_Rows from a figure dataset_.
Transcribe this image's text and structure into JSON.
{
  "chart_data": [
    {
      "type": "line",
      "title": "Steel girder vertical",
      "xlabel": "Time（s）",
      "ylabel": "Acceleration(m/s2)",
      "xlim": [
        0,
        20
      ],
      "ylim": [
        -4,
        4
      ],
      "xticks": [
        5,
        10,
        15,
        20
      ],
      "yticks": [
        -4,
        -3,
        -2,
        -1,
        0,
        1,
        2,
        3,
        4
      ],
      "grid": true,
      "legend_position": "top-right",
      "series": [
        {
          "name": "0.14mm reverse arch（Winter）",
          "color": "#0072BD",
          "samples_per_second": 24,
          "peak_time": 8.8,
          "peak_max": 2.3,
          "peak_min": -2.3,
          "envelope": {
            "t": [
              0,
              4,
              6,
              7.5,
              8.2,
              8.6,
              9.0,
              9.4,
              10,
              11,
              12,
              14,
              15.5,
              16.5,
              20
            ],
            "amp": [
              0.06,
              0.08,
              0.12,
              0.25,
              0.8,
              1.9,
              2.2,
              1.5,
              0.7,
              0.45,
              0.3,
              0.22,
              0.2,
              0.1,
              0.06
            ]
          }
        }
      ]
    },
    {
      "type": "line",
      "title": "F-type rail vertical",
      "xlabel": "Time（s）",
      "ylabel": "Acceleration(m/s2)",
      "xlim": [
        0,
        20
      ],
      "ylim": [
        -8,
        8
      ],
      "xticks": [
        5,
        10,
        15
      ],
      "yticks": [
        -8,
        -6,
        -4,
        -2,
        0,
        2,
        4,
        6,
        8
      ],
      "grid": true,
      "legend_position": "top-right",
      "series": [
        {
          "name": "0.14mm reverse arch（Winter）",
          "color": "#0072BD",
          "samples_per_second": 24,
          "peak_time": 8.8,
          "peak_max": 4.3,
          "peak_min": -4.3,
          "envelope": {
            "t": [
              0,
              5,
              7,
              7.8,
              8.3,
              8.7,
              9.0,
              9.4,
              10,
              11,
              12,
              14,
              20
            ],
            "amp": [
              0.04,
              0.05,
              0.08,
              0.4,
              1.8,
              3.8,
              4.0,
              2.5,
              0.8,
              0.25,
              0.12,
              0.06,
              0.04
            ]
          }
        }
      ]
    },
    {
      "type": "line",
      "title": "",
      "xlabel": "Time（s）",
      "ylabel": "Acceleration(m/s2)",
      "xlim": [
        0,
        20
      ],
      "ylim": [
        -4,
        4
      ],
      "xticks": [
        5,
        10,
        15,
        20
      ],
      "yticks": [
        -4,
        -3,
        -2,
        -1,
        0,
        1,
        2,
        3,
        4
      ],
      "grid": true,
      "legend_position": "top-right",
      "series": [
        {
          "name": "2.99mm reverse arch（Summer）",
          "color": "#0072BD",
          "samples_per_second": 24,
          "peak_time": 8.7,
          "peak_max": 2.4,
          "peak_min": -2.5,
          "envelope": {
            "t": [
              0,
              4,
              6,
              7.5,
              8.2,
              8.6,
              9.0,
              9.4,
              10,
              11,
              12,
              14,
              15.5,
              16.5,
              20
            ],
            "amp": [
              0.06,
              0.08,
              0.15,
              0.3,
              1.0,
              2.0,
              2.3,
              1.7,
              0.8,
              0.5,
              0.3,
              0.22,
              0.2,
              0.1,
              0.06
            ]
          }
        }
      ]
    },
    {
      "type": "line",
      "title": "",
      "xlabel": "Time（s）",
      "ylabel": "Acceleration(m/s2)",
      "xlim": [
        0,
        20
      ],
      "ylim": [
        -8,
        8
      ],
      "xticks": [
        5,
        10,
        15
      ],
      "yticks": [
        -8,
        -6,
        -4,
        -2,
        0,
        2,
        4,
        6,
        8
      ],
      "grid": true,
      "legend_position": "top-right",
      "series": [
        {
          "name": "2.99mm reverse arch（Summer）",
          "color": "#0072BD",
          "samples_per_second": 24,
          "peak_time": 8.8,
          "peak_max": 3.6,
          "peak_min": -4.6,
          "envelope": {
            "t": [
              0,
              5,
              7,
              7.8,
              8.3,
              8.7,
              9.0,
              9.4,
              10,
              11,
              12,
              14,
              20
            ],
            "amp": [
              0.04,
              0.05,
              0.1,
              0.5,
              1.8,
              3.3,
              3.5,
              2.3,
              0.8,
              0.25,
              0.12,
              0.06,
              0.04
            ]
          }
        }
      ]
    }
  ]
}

_Your instructions_.
Working from the material above, retype it in its entirety without change.

_Response to this task_.
Transcribe this image's text and structure into JSON.
{
  "chart_data": [
    {
      "type": "line",
      "title": "Steel girder vertical",
      "xlabel": "Time（s）",
      "ylabel": "Acceleration(m/s2)",
      "xlim": [
        0,
        20
      ],
      "ylim": [
        -4,
        4
      ],
      "xticks": [
        5,
        10,
        15,
        20
      ],
      "yticks": [
        -4,
        -3,
        -2,
        -1,
        0,
        1,
        2,
        3,
        4
      ],
      "grid": true,
      "legend_position": "top-right",
      "series": [
        {
          "name": "0.14mm reverse arch（Winter）",
          "color": "#0072BD",
          "samples_per_second": 24,
          "peak_time": 8.8,
          "peak_max": 2.3,
          "peak_min": -2.3,
          "envelope": {
            "t": [
              0,
              4,
              6,
              7.5,
              8.2,
              8.6,
              9.0,
              9.4,
              10,
              11,
              12,
              14,
              15.5,
              16.5,
              20
            ],
            "amp": [
              0.06,
              0.08,
              0.12,
              0.25,
              0.8,
              1.9,
              2.2,
              1.5,
              0.7,
              0.45,
              0.3,
              0.22,
              0.2,
              0.1,
              0.06
            ]
          }
        }
      ]
    },
    {
      "type": "line",
      "title": "F-type rail vertical",
      "xlabel": "Time（s）",
      "ylabel": "Acceleration(m/s2)",
      "xlim": [
        0,
        20
      ],
      "ylim": [
        -8,
        8
      ],
      "xticks": [
        5,
        10,
        15
      ],
      "yticks": [
        -8,
        -6,
        -4,
        -2,
        0,
        2,
        4,
        6,
        8
      ],
      "grid": true,
      "legend_position": "top-right",
      "series": [
        {
          "name": "0.14mm reverse arch（Winter）",
          "color": "#0072BD",
          "samples_per_second": 24,
          "peak_time": 8.8,
          "peak_max": 4.3,
          "peak_min": -4.3,
          "envelope": {
            "t": [
              0,
              5,
              7,
              7.8,
              8.3,
              8.7,
              9.0,
              9.4,
              10,
              11,
              12,
              14,
              20
            ],
            "amp": [
              0.04,
              0.05,
              0.08,
              0.4,
              1.8,
              3.8,
              4.0,
              2.5,
              0.8,
              0.25,
              0.12,
              0.06,
              0.04
            ]
          }
        }
      ]
    },
    {
      "type": "line",
      "title": "",
      "xlabel": "Time（s）",
      "ylabel": "Acceleration(m/s2)",
      "xlim": [
        0,
        20
      ],
      "ylim": [
        -4,
        4
      ],
      "xticks": [
        5,
        10,
        15,
        20
      ],
      "yticks": [
        -4,
        -3,
        -2,
        -1,
        0,
        1,
        2,
        3,
        4
      ],
      "grid": true,
      "legend_position": "top-right",
      "series": [
        {
          "name": "2.99mm reverse arch（Summer）",
          "color": "#0072BD",
          "samples_per_second": 24,
          "peak_time": 8.7,
          "peak_max": 2.4,
          "peak_min": -2.5,
          "envelope": {
            "t": [
              0,
              4,
              6,
              7.5,
              8.2,
              8.6,
              9.0,
              9.4,
              10,
              11,
              12,
              14,
              15.5,
              16.5,
              20
            ],
            "amp": [
              0.06,
              0.08,
              0.15,
              0.3,
              1.0,
              2.0,
              2.3,
              1.7,
              0.8,
              0.5,
              0.3,
              0.22,
              0.2,
              0.1,
              0.06
            ]
          }
        }
      ]
    },
    {
      "type": "line",
      "title": "",
      "xlabel": "Time（s）",
      "ylabel": "Acceleration(m/s2)",
      "xlim": [
        0,
        20
      ],
      "ylim": [
        -8,
        8
      ],
      "xticks": [
        5,
        10,
        15
      ],
      "yticks": [
        -8,
        -6,
        -4,
        -2,
        0,
        2,
        4,
        6,
        8
      ],
      "grid": true,
      "legend_position": "top-right",
      "series": [
        {
          "name": "2.99mm reverse arch（Summer）",
          "color": "#0072BD",
          "samples_per_second": 24,
          "peak_time": 8.8,
          "peak_max": 3.6,
          "peak_min": -4.6,
          "envelope": {
            "t": [
              0,
              5,
              7,
              7.8,
              8.3,
              8.7,
              9.0,
              9.4,
              10,
              11,
              12,
              14,
              20
            ],
            "amp": [
              0.04,
              0.05,
              0.1,
              0.5,
              1.8,
              3.3,
              3.5,
              2.3,
              0.8,
              0.25,
              0.12,
              0.06,
              0.04
            ]
          }
        }
      ]
    }
  ]
}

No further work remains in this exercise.